— WRITTEN TASK —
The records should be repeated word for word, pictures excluded.

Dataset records
** start **
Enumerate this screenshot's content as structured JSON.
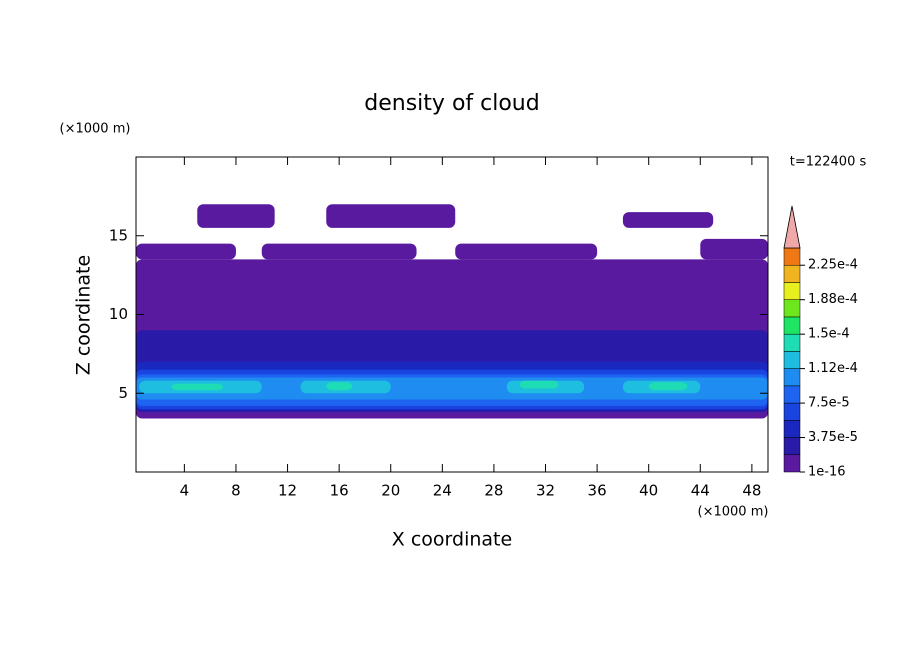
{
  "chart_data": {
    "type": "contour",
    "title": "density of cloud",
    "xlabel": "X coordinate",
    "ylabel": "Z coordinate",
    "x_unit": "(×1000 m)",
    "y_unit": "(×1000 m)",
    "annotation": "t=122400 s",
    "xlim": [
      0.25,
      49.25
    ],
    "ylim": [
      0,
      20
    ],
    "xticks": [
      4,
      8,
      12,
      16,
      20,
      24,
      28,
      32,
      36,
      40,
      44,
      48
    ],
    "yticks": [
      5,
      10,
      15
    ],
    "regions": [
      {
        "x": [
          0.25,
          49.25
        ],
        "z": [
          3.4,
          13.5
        ],
        "value": 1e-05
      },
      {
        "x": [
          0.25,
          8
        ],
        "z": [
          13.5,
          14.5
        ],
        "value": 1e-05
      },
      {
        "x": [
          10,
          22
        ],
        "z": [
          13.5,
          14.5
        ],
        "value": 1e-05
      },
      {
        "x": [
          25,
          36
        ],
        "z": [
          13.5,
          14.5
        ],
        "value": 1e-05
      },
      {
        "x": [
          44,
          49.25
        ],
        "z": [
          13.5,
          14.8
        ],
        "value": 1e-05
      },
      {
        "x": [
          5,
          11
        ],
        "z": [
          15.5,
          17
        ],
        "value": 1e-05
      },
      {
        "x": [
          15,
          25
        ],
        "z": [
          15.5,
          17
        ],
        "value": 1e-05
      },
      {
        "x": [
          38,
          45
        ],
        "z": [
          15.5,
          16.5
        ],
        "value": 1e-05
      },
      {
        "x": [
          0.25,
          49.25
        ],
        "z": [
          3.8,
          9
        ],
        "value": 2.8e-05
      },
      {
        "x": [
          0.25,
          49.25
        ],
        "z": [
          3.9,
          7
        ],
        "value": 4.5e-05
      },
      {
        "x": [
          0.25,
          49.25
        ],
        "z": [
          4,
          6.5
        ],
        "value": 6.5e-05
      },
      {
        "x": [
          0.25,
          49.25
        ],
        "z": [
          4.2,
          6.2
        ],
        "value": 8.5e-05
      },
      {
        "x": [
          0.25,
          49.25
        ],
        "z": [
          4.6,
          6
        ],
        "value": 0.000103
      },
      {
        "x": [
          0.5,
          10
        ],
        "z": [
          5,
          5.8
        ],
        "value": 0.000122
      },
      {
        "x": [
          13,
          20
        ],
        "z": [
          5,
          5.8
        ],
        "value": 0.000122
      },
      {
        "x": [
          29,
          35
        ],
        "z": [
          5,
          5.8
        ],
        "value": 0.000122
      },
      {
        "x": [
          38,
          44
        ],
        "z": [
          5,
          5.8
        ],
        "value": 0.000122
      },
      {
        "x": [
          3,
          7
        ],
        "z": [
          5.2,
          5.6
        ],
        "value": 0.00014
      },
      {
        "x": [
          15,
          17
        ],
        "z": [
          5.2,
          5.7
        ],
        "value": 0.00014
      },
      {
        "x": [
          30,
          33
        ],
        "z": [
          5.3,
          5.8
        ],
        "value": 0.00014
      },
      {
        "x": [
          40,
          43
        ],
        "z": [
          5.2,
          5.7
        ],
        "value": 0.00014
      }
    ],
    "colorbar": {
      "levels": [
        1e-16,
        1.875e-05,
        3.75e-05,
        5.625e-05,
        7.5e-05,
        9.375e-05,
        0.0001125,
        0.00013125,
        0.00015,
        0.00016875,
        0.0001875,
        0.00020625,
        0.000225,
        0.00024375
      ],
      "colors": [
        "#5a1aa0",
        "#2a1aa8",
        "#1a28c0",
        "#1a44e0",
        "#1e64f0",
        "#1e8cf0",
        "#1ebee0",
        "#1edcb4",
        "#1ee664",
        "#6ee61e",
        "#e6f01e",
        "#f0b41e",
        "#f07814",
        "#f03c14"
      ],
      "extend_color": "#f0a8a8",
      "ticks": [
        1e-16,
        {
          "value": 3.75e-05,
          "label": "3.75e-5"
        },
        {
          "value": 7.5e-05,
          "label": "7.5e-5"
        },
        {
          "value": 0.0001125,
          "label": "1.12e-4"
        },
        {
          "value": 0.00015,
          "label": "1.5e-4"
        },
        {
          "value": 0.0001875,
          "label": "1.88e-4"
        },
        {
          "value": 0.000225,
          "label": "2.25e-4"
        }
      ]
    }
  }
}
** end **
— WORKED SOLUTION —
Enumerate this screenshot's content as structured JSON.
{
  "chart_data": {
    "type": "contour",
    "title": "density of cloud",
    "xlabel": "X coordinate",
    "ylabel": "Z coordinate",
    "x_unit": "(×1000 m)",
    "y_unit": "(×1000 m)",
    "annotation": "t=122400 s",
    "xlim": [
      0.25,
      49.25
    ],
    "ylim": [
      0,
      20
    ],
    "xticks": [
      4,
      8,
      12,
      16,
      20,
      24,
      28,
      32,
      36,
      40,
      44,
      48
    ],
    "yticks": [
      5,
      10,
      15
    ],
    "regions": [
      {
        "x": [
          0.25,
          49.25
        ],
        "z": [
          3.4,
          13.5
        ],
        "value": 1e-05
      },
      {
        "x": [
          0.25,
          8
        ],
        "z": [
          13.5,
          14.5
        ],
        "value": 1e-05
      },
      {
        "x": [
          10,
          22
        ],
        "z": [
          13.5,
          14.5
        ],
        "value": 1e-05
      },
      {
        "x": [
          25,
          36
        ],
        "z": [
          13.5,
          14.5
        ],
        "value": 1e-05
      },
      {
        "x": [
          44,
          49.25
        ],
        "z": [
          13.5,
          14.8
        ],
        "value": 1e-05
      },
      {
        "x": [
          5,
          11
        ],
        "z": [
          15.5,
          17
        ],
        "value": 1e-05
      },
      {
        "x": [
          15,
          25
        ],
        "z": [
          15.5,
          17
        ],
        "value": 1e-05
      },
      {
        "x": [
          38,
          45
        ],
        "z": [
          15.5,
          16.5
        ],
        "value": 1e-05
      },
      {
        "x": [
          0.25,
          49.25
        ],
        "z": [
          3.8,
          9
        ],
        "value": 2.8e-05
      },
      {
        "x": [
          0.25,
          49.25
        ],
        "z": [
          3.9,
          7
        ],
        "value": 4.5e-05
      },
      {
        "x": [
          0.25,
          49.25
        ],
        "z": [
          4,
          6.5
        ],
        "value": 6.5e-05
      },
      {
        "x": [
          0.25,
          49.25
        ],
        "z": [
          4.2,
          6.2
        ],
        "value": 8.5e-05
      },
      {
        "x": [
          0.25,
          49.25
        ],
        "z": [
          4.6,
          6
        ],
        "value": 0.000103
      },
      {
        "x": [
          0.5,
          10
        ],
        "z": [
          5,
          5.8
        ],
        "value": 0.000122
      },
      {
        "x": [
          13,
          20
        ],
        "z": [
          5,
          5.8
        ],
        "value": 0.000122
      },
      {
        "x": [
          29,
          35
        ],
        "z": [
          5,
          5.8
        ],
        "value": 0.000122
      },
      {
        "x": [
          38,
          44
        ],
        "z": [
          5,
          5.8
        ],
        "value": 0.000122
      },
      {
        "x": [
          3,
          7
        ],
        "z": [
          5.2,
          5.6
        ],
        "value": 0.00014
      },
      {
        "x": [
          15,
          17
        ],
        "z": [
          5.2,
          5.7
        ],
        "value": 0.00014
      },
      {
        "x": [
          30,
          33
        ],
        "z": [
          5.3,
          5.8
        ],
        "value": 0.00014
      },
      {
        "x": [
          40,
          43
        ],
        "z": [
          5.2,
          5.7
        ],
        "value": 0.00014
      }
    ],
    "colorbar": {
      "levels": [
        1e-16,
        1.875e-05,
        3.75e-05,
        5.625e-05,
        7.5e-05,
        9.375e-05,
        0.0001125,
        0.00013125,
        0.00015,
        0.00016875,
        0.0001875,
        0.00020625,
        0.000225,
        0.00024375
      ],
      "colors": [
        "#5a1aa0",
        "#2a1aa8",
        "#1a28c0",
        "#1a44e0",
        "#1e64f0",
        "#1e8cf0",
        "#1ebee0",
        "#1edcb4",
        "#1ee664",
        "#6ee61e",
        "#e6f01e",
        "#f0b41e",
        "#f07814",
        "#f03c14"
      ],
      "extend_color": "#f0a8a8",
      "ticks": [
        1e-16,
        {
          "value": 3.75e-05,
          "label": "3.75e-5"
        },
        {
          "value": 7.5e-05,
          "label": "7.5e-5"
        },
        {
          "value": 0.0001125,
          "label": "1.12e-4"
        },
        {
          "value": 0.00015,
          "label": "1.5e-4"
        },
        {
          "value": 0.0001875,
          "label": "1.88e-4"
        },
        {
          "value": 0.000225,
          "label": "2.25e-4"
        }
      ]
    }
  }
}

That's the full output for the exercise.